WHAT YOU SHOULD DO ▸ In the listing below, locate the lines that hold "screenshot" and copy them.

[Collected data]
(begin)

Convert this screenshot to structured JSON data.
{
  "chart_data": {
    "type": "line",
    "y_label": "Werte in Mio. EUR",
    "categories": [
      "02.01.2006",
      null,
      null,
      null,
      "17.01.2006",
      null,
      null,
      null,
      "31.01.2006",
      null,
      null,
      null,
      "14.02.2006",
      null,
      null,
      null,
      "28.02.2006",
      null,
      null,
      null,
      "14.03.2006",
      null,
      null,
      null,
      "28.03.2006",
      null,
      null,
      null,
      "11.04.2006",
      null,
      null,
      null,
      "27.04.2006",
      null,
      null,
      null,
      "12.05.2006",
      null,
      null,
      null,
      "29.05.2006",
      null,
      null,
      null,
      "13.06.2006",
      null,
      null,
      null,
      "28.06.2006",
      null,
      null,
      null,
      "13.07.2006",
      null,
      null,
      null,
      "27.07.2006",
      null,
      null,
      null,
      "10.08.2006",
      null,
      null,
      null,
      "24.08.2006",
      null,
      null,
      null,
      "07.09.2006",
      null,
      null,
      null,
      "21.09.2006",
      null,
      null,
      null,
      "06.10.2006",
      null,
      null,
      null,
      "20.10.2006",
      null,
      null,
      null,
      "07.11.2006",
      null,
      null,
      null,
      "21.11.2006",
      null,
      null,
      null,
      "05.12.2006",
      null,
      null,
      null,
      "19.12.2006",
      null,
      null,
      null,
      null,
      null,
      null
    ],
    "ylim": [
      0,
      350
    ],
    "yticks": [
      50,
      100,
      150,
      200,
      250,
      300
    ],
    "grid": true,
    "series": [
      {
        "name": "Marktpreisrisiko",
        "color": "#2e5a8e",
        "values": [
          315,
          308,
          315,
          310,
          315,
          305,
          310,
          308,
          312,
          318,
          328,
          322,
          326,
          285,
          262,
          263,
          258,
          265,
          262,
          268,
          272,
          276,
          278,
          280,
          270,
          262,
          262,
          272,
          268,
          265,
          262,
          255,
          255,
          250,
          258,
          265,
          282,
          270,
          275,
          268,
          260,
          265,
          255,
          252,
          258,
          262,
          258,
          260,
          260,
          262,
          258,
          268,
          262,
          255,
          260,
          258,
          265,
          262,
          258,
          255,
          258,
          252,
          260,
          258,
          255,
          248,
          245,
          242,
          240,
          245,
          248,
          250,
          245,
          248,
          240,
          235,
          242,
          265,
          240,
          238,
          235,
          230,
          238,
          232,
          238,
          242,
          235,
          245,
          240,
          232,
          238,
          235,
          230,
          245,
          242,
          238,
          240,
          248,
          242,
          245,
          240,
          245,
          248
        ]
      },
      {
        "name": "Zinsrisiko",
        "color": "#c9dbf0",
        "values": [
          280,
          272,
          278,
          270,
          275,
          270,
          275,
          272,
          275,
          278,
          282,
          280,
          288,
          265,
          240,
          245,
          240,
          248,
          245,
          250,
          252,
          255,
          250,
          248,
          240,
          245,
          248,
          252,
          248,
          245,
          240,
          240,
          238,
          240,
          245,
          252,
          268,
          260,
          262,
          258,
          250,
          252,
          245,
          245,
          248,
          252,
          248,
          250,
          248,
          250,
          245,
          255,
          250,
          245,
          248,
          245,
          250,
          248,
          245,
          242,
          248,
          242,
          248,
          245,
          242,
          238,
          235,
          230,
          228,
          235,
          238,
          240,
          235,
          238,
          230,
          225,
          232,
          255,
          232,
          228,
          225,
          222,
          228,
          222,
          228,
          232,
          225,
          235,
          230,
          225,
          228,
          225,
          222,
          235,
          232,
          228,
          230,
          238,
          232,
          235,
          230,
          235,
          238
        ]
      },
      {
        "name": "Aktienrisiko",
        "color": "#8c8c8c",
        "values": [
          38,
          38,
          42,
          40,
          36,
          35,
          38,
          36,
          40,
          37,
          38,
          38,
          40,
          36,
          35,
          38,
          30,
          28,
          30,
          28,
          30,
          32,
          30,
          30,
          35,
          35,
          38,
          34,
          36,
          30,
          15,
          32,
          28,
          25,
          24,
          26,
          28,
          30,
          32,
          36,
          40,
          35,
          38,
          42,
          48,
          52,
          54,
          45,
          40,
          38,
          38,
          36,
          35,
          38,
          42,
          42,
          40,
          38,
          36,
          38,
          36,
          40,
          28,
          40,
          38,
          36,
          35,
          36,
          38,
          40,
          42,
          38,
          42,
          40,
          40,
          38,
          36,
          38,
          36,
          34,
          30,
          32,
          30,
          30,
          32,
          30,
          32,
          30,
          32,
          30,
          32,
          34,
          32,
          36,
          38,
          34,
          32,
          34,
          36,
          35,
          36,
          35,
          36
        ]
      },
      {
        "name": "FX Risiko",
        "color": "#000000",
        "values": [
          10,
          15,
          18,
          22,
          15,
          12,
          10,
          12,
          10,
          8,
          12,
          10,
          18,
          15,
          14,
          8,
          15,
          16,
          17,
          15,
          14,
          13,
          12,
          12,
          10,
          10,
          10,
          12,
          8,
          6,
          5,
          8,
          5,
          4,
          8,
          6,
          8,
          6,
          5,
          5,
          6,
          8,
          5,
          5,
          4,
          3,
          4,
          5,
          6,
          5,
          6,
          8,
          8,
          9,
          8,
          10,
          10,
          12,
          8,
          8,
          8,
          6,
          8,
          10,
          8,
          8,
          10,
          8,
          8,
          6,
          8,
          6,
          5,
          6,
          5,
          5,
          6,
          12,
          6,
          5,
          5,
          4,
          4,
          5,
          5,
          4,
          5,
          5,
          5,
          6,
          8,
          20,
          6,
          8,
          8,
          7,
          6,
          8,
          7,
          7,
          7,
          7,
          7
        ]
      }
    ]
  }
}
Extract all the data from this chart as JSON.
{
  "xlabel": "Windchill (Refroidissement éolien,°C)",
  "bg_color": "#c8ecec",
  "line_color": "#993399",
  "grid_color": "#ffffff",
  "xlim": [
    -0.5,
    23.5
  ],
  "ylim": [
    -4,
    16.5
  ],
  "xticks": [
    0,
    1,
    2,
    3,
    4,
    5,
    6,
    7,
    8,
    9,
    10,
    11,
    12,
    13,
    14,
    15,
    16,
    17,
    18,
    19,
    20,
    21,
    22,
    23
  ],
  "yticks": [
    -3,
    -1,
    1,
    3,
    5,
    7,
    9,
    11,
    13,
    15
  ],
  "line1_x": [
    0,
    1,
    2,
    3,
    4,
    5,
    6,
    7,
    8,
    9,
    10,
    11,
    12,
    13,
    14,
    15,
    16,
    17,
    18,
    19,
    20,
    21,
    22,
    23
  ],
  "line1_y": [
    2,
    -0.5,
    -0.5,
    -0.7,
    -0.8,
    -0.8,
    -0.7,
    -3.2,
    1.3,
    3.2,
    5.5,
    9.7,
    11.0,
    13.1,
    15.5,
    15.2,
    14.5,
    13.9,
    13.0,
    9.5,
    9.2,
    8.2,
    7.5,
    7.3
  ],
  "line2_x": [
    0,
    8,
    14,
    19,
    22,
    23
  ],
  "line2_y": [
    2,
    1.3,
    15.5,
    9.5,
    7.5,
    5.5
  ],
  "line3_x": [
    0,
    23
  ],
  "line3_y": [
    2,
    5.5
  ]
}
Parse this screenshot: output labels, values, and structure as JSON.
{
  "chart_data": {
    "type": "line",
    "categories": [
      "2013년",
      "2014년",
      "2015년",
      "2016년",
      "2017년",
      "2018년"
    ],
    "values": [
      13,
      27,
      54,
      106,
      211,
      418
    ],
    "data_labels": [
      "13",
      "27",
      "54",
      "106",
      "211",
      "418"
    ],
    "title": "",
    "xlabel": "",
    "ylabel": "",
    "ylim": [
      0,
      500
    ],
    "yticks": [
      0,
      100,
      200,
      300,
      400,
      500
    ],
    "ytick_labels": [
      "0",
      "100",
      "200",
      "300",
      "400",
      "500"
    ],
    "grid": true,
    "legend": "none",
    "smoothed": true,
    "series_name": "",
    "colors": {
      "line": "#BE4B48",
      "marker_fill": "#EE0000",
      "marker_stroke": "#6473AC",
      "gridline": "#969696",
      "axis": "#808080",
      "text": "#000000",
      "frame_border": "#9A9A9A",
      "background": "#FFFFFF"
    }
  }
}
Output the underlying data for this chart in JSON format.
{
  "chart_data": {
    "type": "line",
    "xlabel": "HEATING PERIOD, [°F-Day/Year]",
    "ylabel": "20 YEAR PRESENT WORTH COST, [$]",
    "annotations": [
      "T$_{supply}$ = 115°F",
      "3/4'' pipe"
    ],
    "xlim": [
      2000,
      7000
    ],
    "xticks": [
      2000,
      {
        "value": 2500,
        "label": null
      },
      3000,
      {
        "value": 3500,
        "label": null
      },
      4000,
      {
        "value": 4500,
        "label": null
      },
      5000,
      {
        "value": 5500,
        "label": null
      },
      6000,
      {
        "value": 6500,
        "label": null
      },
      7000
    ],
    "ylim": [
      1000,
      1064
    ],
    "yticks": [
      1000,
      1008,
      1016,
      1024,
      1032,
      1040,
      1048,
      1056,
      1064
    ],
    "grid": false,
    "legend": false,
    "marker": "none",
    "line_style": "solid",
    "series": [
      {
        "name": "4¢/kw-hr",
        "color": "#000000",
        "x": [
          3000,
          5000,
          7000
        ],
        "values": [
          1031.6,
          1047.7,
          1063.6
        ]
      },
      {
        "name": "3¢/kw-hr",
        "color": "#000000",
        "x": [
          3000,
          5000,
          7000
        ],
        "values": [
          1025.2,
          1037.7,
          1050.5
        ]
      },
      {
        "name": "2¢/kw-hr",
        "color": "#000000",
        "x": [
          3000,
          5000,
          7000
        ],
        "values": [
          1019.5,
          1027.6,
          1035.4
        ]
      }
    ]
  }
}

(end)

RESULT FOR THIS EXERCISE ▸
Convert this screenshot to structured JSON data.
Parse this screenshot: output labels, values, and structure as JSON.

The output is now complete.